- Task description
Determine which lines contain the word "watermark", then copy those lines.

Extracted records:
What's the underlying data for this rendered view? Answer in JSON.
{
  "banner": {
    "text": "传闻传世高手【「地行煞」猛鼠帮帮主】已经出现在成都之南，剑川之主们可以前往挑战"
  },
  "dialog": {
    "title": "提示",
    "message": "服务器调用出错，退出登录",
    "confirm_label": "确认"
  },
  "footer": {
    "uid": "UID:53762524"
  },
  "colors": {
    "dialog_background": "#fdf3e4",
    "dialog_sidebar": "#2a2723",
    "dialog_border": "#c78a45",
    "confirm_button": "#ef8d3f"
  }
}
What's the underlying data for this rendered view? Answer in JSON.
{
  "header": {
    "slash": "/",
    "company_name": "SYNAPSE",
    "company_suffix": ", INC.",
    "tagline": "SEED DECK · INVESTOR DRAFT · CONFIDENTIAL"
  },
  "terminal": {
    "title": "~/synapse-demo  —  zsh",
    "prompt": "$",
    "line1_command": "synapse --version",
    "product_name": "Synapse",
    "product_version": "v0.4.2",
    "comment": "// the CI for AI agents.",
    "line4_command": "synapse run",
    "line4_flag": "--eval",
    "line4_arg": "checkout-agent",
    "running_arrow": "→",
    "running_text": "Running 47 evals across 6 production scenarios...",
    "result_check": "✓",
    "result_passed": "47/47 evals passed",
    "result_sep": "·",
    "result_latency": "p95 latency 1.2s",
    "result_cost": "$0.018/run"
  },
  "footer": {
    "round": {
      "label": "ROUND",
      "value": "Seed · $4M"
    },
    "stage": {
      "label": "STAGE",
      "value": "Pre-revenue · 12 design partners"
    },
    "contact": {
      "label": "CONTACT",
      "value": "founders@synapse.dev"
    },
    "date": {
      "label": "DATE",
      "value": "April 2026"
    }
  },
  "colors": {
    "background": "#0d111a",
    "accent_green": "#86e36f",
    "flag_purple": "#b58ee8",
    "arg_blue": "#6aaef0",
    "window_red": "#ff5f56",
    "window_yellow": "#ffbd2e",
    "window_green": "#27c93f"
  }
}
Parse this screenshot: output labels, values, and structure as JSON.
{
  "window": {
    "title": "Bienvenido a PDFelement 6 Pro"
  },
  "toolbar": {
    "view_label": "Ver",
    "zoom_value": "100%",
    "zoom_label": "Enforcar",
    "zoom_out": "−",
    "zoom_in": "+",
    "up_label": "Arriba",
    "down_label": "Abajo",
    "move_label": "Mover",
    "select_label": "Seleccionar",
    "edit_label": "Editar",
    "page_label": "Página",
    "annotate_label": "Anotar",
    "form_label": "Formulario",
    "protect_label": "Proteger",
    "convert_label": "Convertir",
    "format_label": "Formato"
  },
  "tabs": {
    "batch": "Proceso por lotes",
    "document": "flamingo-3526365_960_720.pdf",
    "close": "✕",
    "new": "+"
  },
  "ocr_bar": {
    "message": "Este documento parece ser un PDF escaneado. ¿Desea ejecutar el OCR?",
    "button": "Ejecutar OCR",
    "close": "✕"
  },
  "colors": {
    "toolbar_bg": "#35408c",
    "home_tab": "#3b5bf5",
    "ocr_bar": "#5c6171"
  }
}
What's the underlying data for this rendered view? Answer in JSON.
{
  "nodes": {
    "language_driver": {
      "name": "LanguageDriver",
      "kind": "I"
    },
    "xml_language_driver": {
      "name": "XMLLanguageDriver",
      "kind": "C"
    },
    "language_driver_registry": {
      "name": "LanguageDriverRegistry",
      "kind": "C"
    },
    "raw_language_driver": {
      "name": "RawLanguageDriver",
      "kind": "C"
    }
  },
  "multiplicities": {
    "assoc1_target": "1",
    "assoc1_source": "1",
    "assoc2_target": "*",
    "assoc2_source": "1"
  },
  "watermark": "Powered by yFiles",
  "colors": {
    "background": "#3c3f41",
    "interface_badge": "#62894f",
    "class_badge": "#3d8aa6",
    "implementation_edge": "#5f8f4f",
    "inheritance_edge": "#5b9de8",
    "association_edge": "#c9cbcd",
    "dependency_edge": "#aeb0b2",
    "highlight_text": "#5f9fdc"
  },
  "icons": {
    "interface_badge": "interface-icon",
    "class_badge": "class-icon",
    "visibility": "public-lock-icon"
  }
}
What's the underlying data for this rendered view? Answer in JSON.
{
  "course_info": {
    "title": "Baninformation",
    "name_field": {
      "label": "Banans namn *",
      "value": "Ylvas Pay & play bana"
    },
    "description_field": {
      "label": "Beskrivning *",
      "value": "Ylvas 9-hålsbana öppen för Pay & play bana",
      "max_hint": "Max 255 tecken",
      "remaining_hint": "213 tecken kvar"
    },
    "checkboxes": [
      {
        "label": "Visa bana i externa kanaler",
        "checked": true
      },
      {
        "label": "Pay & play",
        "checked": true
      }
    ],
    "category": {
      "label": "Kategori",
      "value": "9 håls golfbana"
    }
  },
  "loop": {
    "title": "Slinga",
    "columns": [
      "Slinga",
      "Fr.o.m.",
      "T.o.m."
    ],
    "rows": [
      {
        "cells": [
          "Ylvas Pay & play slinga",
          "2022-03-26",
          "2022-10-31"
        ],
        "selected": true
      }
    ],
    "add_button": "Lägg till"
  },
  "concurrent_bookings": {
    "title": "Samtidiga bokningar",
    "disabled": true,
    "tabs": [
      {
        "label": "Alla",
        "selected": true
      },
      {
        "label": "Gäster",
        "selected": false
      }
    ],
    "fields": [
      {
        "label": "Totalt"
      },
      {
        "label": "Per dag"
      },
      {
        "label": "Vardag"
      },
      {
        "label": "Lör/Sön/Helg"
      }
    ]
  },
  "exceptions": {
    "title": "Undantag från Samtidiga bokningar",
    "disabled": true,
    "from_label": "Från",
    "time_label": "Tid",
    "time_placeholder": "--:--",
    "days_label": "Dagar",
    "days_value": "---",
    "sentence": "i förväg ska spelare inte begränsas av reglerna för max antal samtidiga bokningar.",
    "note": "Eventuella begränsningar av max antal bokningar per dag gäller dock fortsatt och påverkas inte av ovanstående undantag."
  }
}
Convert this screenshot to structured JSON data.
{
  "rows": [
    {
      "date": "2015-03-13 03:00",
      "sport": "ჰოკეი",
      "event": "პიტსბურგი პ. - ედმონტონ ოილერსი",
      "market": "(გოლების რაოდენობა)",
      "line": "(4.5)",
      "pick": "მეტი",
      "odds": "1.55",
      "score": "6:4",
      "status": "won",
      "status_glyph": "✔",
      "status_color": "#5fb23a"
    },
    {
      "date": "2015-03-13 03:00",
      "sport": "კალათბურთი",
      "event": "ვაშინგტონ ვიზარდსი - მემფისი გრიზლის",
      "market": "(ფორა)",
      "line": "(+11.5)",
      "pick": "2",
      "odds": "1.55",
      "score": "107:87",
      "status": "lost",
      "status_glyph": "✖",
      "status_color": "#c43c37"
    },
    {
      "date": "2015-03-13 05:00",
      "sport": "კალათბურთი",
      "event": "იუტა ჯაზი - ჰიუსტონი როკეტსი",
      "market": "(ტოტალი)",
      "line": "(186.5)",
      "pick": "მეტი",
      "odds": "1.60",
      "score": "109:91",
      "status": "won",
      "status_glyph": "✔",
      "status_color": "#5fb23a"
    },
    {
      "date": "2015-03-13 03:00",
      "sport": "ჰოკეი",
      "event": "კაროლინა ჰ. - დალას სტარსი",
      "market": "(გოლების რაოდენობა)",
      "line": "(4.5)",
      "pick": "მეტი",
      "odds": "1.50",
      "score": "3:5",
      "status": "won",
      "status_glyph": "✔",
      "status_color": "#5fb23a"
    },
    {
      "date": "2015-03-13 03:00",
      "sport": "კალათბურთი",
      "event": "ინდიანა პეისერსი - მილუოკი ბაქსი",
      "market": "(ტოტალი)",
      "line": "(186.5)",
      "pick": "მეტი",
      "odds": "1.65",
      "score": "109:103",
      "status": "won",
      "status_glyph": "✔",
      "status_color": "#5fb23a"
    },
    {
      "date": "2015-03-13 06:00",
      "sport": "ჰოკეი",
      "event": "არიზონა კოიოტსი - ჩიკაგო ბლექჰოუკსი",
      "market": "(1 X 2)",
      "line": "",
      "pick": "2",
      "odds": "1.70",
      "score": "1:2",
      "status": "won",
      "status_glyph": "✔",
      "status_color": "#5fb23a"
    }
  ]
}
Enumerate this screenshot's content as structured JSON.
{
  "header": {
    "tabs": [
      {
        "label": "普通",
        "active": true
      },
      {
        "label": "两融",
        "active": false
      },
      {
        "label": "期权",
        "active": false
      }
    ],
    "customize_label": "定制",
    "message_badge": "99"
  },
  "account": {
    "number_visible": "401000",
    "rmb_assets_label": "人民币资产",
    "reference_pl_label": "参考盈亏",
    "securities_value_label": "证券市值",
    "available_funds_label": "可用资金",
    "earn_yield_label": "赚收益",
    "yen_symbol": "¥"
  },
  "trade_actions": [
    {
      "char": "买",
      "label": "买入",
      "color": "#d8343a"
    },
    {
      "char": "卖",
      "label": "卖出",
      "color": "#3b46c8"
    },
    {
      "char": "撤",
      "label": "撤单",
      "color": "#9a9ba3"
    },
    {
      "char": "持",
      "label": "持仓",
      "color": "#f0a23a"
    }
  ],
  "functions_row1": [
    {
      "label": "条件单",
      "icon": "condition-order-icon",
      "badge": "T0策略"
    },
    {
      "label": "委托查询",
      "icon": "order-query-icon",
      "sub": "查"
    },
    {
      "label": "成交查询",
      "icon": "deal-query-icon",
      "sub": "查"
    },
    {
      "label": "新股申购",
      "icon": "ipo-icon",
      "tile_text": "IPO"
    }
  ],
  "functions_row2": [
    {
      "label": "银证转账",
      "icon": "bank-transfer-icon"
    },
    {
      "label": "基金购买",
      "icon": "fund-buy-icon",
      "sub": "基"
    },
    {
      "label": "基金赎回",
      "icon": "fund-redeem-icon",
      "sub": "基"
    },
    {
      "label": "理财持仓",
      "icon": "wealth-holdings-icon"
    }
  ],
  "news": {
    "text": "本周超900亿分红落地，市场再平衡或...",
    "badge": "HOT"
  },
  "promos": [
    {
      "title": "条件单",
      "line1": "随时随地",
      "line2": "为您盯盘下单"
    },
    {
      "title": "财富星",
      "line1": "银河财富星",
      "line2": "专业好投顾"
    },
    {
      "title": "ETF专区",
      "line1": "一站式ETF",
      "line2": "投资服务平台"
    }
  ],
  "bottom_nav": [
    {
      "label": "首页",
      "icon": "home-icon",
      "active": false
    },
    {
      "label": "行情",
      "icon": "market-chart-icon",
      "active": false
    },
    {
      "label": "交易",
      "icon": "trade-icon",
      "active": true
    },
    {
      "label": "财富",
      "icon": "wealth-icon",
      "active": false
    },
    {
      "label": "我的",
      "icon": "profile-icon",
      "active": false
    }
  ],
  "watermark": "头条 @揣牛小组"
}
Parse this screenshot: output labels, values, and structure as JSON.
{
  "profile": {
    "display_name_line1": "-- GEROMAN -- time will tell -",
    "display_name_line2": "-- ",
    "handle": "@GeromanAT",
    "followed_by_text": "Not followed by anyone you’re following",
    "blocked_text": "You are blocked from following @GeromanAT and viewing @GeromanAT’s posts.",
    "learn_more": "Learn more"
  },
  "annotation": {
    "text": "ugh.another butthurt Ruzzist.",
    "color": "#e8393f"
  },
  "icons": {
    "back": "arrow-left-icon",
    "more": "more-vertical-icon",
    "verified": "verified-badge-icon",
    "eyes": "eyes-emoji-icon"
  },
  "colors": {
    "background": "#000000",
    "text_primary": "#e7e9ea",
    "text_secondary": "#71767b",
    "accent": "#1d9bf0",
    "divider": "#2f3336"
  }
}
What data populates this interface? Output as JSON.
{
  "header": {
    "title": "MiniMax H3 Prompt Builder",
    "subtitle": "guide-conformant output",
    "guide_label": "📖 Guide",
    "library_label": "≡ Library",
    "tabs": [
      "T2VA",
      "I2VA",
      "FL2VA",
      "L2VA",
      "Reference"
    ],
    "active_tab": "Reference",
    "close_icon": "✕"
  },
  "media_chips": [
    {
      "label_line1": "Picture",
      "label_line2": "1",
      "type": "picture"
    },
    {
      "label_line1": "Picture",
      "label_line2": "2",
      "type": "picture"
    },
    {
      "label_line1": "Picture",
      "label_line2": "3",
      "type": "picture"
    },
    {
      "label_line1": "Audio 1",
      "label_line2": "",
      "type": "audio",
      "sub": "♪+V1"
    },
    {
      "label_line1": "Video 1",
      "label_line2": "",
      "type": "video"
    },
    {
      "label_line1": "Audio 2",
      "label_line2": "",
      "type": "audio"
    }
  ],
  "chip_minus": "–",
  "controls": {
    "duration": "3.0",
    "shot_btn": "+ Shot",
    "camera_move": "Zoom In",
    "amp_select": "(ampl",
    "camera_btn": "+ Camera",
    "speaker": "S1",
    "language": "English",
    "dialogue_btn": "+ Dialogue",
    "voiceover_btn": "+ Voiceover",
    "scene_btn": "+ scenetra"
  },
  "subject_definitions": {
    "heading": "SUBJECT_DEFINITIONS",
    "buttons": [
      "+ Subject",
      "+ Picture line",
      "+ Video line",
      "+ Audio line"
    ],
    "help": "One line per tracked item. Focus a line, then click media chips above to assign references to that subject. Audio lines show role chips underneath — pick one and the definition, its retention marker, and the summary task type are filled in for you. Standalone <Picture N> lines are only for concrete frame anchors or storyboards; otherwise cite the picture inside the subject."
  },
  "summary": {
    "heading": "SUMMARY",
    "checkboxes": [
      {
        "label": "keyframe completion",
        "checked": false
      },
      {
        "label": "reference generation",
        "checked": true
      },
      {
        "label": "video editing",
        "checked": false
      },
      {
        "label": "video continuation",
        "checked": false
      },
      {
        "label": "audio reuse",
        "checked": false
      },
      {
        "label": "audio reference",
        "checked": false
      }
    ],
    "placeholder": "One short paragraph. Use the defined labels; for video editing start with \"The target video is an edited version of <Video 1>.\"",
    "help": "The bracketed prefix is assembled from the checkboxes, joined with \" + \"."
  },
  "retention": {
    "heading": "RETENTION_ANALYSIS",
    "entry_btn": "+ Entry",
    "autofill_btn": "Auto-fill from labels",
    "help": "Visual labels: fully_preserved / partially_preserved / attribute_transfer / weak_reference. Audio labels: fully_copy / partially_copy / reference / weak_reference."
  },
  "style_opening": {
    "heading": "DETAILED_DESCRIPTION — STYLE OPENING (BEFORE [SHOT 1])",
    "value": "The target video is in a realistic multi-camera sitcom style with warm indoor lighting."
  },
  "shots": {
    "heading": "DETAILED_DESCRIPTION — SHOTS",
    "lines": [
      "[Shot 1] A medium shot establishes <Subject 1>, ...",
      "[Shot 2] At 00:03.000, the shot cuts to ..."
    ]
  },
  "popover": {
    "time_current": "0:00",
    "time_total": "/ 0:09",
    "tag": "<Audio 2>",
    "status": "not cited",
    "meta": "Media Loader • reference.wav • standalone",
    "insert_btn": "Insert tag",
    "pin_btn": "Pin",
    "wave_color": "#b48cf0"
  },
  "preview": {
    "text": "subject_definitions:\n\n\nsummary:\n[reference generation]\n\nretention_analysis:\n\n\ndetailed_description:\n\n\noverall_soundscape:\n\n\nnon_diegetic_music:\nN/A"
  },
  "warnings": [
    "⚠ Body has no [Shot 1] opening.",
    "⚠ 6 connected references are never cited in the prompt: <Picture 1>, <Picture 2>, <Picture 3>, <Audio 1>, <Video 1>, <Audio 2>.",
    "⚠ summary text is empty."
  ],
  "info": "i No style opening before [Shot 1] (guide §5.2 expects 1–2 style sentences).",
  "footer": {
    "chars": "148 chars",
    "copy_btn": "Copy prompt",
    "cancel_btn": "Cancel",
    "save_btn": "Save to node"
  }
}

- Final answer
  "watermark": "Powered by yFiles",
  "watermark": "头条 @揣牛小组"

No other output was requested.